» **CHALLENGE**
Starting at the line that holds "OCR this image.", restate every line word for word up to and including the last one in the listing below, and omit all pictures.

» **RECORD SET**
::::::::
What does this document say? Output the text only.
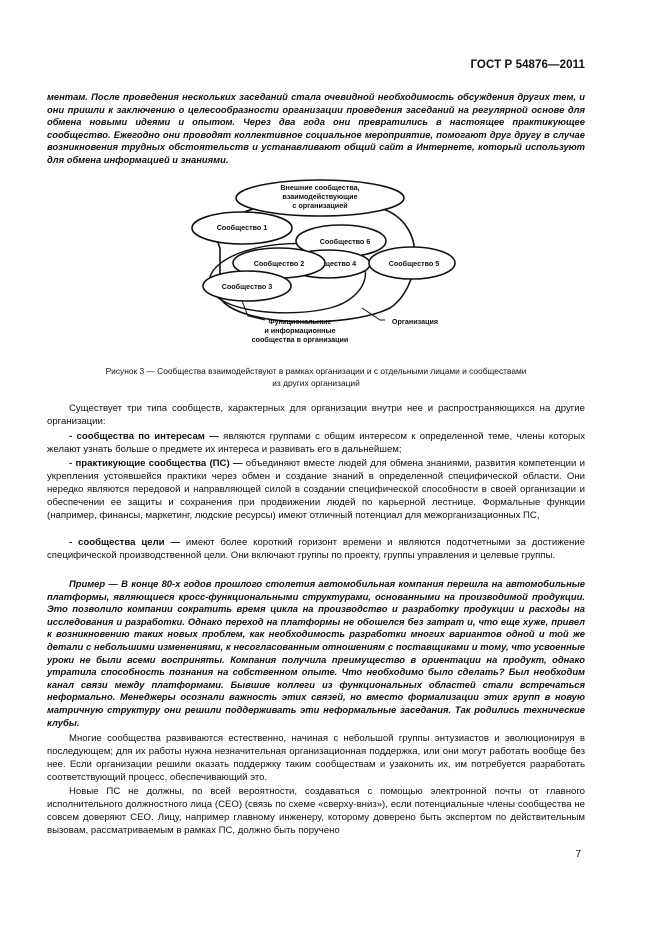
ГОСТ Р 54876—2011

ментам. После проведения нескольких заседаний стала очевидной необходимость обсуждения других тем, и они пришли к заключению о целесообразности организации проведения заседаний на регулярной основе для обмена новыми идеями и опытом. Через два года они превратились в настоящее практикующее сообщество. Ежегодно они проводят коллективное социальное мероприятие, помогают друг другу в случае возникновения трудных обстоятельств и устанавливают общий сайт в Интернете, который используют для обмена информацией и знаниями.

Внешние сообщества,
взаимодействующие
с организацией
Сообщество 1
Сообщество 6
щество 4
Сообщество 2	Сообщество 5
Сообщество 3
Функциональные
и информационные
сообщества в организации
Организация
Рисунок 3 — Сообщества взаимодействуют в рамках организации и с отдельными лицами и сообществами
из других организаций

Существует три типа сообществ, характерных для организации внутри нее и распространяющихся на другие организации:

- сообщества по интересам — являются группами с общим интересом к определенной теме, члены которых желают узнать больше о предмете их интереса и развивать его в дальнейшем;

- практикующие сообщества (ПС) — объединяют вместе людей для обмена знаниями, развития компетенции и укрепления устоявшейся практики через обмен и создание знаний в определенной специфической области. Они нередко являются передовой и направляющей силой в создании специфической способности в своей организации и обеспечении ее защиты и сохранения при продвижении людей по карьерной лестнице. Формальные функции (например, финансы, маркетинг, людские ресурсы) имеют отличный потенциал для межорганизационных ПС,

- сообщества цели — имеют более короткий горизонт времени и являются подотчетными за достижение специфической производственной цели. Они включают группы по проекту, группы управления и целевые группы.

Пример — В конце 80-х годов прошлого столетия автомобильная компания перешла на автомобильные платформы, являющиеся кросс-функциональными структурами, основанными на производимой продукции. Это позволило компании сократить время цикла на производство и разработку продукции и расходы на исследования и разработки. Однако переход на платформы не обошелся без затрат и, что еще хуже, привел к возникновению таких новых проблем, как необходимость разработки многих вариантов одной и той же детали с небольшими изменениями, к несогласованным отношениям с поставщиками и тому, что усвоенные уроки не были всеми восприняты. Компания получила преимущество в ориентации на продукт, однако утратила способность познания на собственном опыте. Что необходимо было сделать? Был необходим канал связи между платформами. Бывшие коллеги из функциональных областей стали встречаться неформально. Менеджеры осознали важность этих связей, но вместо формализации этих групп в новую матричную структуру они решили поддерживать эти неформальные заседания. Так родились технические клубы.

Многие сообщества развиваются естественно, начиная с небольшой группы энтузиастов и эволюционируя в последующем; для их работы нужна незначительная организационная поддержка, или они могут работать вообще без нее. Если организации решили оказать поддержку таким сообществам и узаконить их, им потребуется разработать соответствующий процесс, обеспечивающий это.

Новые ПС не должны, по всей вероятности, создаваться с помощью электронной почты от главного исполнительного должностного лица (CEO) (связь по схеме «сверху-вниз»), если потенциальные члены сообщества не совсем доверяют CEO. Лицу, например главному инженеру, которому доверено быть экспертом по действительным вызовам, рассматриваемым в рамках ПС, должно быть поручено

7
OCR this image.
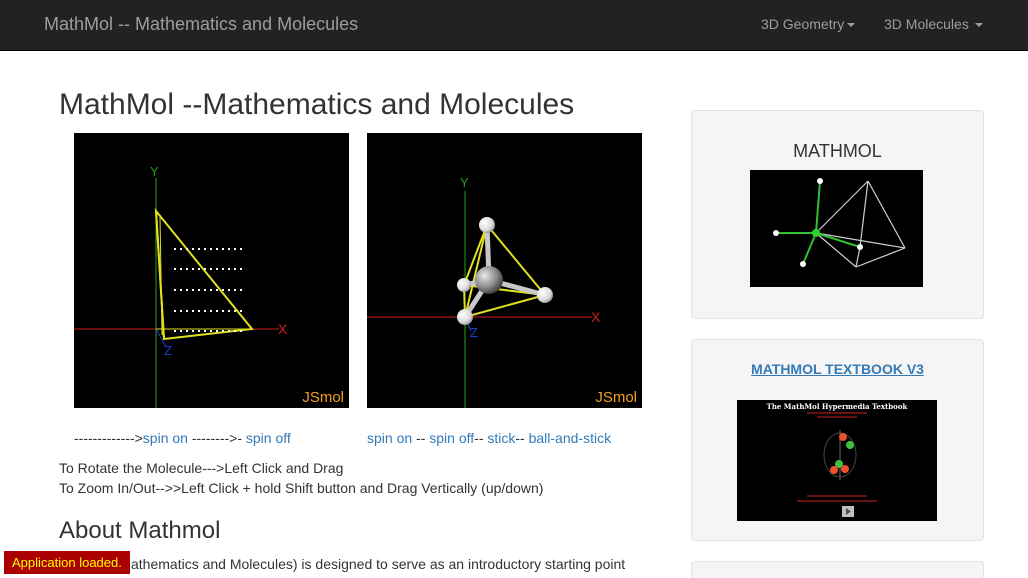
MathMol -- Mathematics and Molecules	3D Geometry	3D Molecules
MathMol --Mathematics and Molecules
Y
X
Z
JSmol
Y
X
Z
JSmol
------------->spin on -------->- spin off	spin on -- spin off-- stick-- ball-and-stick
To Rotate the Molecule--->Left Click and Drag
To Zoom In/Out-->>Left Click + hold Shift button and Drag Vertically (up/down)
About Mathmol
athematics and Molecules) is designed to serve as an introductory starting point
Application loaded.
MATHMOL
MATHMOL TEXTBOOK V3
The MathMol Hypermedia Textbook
::::::::
» **FULL OUTPUT**
OCR this image.
MathMol -- Mathematics and Molecules	3D Geometry	3D Molecules
MathMol --Mathematics and Molecules
Y
X
Z
JSmol
Y
X
Z
JSmol
------------->spin on -------->- spin off	spin on -- spin off-- stick-- ball-and-stick
To Rotate the Molecule--->Left Click and Drag
To Zoom In/Out-->>Left Click + hold Shift button and Drag Vertically (up/down)
About Mathmol
athematics and Molecules) is designed to serve as an introductory starting point
Application loaded.
MATHMOL
MATHMOL TEXTBOOK V3
The MathMol Hypermedia Textbook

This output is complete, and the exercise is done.